### Request
List each line of the data that holds the string "produkcyjna".

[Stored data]
..........

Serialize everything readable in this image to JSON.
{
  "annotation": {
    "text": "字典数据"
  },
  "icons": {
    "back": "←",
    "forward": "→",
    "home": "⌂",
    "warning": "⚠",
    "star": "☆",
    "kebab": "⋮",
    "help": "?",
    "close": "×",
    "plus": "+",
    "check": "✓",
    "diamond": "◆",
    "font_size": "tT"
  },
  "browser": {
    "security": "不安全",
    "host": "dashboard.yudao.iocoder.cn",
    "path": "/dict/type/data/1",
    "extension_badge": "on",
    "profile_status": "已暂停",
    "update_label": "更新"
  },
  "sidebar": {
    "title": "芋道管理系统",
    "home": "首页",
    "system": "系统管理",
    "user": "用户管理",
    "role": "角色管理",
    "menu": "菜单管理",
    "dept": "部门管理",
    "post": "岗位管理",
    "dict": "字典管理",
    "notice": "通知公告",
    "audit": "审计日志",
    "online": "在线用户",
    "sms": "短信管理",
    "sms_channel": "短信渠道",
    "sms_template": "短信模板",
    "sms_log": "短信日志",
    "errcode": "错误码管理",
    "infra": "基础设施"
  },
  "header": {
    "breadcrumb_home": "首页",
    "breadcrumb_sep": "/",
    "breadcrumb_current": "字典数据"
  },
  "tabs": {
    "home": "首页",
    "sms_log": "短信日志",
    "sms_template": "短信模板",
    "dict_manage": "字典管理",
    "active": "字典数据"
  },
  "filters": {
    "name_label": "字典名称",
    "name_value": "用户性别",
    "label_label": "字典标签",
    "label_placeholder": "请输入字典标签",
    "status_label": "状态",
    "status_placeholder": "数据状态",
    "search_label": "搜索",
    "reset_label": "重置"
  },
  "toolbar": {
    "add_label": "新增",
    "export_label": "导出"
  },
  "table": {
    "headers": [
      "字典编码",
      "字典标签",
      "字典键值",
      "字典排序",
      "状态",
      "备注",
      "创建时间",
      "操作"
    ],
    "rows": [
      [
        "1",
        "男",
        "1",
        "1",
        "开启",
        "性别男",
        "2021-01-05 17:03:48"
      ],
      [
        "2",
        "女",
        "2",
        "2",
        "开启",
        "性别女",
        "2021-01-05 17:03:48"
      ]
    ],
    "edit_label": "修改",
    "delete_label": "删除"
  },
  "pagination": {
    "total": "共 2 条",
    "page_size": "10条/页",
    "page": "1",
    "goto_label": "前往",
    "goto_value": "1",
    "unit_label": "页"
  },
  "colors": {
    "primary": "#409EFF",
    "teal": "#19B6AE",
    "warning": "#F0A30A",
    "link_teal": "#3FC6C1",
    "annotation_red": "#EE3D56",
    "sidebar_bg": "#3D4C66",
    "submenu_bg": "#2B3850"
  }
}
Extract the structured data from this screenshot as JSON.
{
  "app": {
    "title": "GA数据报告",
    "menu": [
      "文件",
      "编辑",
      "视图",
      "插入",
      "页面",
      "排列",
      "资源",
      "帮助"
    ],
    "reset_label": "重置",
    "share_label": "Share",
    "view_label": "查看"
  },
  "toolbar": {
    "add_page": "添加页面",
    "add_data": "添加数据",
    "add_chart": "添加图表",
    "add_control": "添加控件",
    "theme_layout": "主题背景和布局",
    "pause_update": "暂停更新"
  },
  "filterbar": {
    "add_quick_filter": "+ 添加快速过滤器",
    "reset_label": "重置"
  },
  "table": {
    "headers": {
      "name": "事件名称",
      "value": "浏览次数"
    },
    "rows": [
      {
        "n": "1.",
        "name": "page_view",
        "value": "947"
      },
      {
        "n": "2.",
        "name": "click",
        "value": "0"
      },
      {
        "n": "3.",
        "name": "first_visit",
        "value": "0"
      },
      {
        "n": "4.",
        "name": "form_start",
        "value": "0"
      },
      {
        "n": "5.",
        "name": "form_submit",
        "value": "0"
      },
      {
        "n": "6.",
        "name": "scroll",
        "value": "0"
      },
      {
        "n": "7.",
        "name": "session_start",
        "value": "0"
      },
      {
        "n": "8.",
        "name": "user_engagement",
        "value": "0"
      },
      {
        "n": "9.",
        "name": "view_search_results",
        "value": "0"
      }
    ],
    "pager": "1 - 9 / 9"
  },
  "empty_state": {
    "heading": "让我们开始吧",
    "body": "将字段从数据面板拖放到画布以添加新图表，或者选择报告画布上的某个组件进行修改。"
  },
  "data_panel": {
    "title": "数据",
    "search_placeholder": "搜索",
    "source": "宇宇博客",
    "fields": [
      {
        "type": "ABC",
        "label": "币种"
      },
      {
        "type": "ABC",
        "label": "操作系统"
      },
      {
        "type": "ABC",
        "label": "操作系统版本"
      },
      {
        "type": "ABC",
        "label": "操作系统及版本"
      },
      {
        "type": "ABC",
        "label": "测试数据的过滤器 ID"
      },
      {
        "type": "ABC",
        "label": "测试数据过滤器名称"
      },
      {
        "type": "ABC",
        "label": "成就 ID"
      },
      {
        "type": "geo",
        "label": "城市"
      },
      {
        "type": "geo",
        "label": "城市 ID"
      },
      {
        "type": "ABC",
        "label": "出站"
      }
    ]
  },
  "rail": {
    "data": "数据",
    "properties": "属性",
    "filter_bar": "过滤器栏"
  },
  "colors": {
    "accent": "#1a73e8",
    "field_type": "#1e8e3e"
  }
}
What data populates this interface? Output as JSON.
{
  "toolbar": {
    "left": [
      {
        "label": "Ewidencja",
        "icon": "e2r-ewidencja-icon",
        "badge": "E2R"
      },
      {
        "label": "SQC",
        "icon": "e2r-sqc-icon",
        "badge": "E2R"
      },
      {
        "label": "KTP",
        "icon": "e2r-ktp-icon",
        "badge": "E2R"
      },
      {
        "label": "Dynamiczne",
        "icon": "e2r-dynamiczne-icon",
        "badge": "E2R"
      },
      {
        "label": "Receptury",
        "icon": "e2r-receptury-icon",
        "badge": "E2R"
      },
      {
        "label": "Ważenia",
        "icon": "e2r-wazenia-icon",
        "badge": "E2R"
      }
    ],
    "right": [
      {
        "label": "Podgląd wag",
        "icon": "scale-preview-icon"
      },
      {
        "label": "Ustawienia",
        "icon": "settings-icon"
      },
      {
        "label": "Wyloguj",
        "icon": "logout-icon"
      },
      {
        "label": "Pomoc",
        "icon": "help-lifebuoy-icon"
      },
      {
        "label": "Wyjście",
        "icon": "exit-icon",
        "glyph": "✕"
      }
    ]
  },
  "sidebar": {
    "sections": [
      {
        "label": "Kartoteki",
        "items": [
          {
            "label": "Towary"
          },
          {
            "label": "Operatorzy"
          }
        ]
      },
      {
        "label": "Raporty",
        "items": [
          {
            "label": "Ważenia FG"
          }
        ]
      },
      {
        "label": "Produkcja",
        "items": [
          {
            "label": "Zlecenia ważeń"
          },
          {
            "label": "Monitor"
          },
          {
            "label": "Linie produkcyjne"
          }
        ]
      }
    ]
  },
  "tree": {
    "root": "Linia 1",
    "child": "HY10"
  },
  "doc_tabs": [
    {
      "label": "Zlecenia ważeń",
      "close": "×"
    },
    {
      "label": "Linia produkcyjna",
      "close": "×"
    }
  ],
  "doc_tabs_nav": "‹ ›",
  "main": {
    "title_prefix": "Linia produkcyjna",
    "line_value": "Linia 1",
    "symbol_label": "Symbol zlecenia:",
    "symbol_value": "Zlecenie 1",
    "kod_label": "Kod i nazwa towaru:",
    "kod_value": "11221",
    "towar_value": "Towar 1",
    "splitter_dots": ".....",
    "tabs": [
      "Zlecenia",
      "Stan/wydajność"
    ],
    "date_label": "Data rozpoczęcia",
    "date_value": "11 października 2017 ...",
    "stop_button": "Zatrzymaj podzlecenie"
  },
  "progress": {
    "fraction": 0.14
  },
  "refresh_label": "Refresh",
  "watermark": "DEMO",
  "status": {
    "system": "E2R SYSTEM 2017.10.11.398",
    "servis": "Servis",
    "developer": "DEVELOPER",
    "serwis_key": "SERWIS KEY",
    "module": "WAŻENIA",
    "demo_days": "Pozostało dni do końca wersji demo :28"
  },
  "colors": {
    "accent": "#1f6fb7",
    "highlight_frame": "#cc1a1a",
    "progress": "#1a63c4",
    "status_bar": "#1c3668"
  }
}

..........

### Result of this task
      "label": "Linia produkcyjna",
    "title_prefix": "Linia produkcyjna",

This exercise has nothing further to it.